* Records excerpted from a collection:
========================================

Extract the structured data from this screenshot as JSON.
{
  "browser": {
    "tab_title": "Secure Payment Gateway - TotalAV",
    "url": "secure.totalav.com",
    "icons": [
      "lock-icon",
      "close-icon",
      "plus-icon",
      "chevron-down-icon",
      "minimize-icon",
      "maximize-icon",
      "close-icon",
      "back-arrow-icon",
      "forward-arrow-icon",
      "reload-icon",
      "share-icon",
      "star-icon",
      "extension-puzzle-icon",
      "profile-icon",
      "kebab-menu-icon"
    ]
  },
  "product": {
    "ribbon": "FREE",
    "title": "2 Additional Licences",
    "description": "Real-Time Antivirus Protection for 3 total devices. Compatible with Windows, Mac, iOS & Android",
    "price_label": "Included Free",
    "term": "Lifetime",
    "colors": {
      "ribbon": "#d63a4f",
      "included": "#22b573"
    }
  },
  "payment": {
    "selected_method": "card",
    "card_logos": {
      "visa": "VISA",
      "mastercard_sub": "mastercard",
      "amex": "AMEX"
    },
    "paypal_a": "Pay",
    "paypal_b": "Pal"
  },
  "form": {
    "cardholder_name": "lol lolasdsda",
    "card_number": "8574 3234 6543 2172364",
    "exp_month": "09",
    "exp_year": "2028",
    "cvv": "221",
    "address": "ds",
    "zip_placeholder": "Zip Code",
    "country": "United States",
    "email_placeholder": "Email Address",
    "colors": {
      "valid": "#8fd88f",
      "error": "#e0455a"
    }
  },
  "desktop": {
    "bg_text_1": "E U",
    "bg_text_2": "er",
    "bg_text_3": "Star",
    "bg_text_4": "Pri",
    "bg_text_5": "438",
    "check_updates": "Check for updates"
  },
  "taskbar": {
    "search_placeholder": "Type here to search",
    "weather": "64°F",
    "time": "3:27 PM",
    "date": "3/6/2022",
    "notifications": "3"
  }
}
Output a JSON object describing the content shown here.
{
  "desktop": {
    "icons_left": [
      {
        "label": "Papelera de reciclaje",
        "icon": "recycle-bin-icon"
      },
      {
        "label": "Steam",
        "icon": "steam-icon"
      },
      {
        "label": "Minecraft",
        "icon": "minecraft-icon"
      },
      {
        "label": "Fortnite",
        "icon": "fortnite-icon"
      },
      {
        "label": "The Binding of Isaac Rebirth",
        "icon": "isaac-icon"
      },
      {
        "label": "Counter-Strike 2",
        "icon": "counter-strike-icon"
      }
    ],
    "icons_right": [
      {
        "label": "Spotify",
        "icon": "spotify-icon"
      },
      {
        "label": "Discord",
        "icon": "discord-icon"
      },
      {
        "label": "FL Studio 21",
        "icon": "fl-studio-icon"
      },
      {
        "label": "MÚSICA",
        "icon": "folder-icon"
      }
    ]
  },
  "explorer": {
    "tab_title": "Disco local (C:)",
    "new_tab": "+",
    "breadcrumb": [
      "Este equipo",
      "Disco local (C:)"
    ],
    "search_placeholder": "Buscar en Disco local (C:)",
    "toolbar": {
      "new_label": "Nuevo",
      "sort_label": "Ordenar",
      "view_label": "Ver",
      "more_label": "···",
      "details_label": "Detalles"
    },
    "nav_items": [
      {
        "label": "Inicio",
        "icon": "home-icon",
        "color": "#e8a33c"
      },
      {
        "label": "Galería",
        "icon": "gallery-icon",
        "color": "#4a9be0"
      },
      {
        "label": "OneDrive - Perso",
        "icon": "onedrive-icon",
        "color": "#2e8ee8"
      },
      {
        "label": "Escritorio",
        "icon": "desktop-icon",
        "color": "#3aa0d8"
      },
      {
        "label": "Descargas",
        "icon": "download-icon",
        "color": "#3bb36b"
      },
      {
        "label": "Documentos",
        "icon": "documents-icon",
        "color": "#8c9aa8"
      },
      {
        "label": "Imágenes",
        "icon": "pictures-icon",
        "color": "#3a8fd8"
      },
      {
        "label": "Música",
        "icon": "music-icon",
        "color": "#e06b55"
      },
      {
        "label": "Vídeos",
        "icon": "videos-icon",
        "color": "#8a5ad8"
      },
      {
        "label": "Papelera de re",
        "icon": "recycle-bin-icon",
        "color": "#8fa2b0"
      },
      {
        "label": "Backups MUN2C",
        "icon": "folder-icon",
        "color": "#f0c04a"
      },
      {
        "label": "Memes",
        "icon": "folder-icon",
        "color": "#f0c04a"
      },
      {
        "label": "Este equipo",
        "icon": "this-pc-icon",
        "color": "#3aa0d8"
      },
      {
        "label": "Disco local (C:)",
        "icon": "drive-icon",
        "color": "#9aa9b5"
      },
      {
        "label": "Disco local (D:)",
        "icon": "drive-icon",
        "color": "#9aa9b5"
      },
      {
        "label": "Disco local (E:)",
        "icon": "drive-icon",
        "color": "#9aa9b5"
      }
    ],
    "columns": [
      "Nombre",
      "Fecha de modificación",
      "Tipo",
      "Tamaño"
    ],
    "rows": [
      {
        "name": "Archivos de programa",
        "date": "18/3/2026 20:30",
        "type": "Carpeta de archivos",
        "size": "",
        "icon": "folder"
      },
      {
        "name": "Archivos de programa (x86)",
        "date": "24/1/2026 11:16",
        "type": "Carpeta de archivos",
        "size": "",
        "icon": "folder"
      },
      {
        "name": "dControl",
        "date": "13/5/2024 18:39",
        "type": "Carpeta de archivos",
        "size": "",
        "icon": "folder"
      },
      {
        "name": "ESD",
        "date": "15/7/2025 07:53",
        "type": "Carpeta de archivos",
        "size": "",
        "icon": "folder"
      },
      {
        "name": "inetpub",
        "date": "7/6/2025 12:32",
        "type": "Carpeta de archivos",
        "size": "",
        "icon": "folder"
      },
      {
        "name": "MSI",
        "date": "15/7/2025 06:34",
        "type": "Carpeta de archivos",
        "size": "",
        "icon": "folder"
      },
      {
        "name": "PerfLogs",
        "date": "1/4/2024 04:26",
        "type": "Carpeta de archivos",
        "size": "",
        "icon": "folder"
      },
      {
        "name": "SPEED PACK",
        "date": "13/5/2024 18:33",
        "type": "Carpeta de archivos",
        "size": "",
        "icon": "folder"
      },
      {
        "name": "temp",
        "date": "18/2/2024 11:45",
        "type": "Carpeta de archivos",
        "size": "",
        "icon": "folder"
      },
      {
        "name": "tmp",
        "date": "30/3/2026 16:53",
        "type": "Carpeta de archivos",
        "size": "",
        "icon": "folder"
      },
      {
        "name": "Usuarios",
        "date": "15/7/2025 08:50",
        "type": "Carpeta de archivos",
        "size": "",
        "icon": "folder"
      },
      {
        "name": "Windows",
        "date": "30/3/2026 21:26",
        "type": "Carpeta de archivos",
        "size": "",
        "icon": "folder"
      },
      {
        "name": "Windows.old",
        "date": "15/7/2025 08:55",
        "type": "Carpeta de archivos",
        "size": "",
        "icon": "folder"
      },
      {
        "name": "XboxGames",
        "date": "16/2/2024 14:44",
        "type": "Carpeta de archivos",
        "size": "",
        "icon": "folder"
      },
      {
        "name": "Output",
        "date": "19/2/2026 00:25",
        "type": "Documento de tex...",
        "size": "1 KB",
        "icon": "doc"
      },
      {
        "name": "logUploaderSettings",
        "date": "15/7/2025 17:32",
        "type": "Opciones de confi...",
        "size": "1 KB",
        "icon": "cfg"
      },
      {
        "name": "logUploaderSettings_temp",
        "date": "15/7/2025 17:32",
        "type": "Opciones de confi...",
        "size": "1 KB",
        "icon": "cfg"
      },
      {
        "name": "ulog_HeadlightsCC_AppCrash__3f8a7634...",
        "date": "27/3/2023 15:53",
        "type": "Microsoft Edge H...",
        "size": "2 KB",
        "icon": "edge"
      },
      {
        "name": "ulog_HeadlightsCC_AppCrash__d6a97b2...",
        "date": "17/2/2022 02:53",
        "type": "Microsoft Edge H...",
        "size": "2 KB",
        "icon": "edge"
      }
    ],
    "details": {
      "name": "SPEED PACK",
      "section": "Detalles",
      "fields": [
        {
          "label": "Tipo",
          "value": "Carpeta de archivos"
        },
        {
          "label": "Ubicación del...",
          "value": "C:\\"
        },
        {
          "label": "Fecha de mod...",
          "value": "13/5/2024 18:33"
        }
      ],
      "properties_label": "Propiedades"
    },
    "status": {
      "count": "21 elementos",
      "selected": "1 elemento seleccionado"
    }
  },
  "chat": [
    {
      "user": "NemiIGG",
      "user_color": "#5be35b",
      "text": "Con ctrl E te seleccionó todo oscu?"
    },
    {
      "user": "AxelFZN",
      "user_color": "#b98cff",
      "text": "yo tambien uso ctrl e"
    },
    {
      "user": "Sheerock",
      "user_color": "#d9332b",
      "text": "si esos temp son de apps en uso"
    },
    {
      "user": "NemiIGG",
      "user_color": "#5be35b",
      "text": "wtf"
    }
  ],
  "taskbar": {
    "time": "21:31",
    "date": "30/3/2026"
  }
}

========================================

* What needs to be done:
In which lines of the records does the word "JSON" appear? Copy each of them.

* Task answer:
Extract the structured data from this screenshot as JSON.
Output a JSON object describing the content shown here.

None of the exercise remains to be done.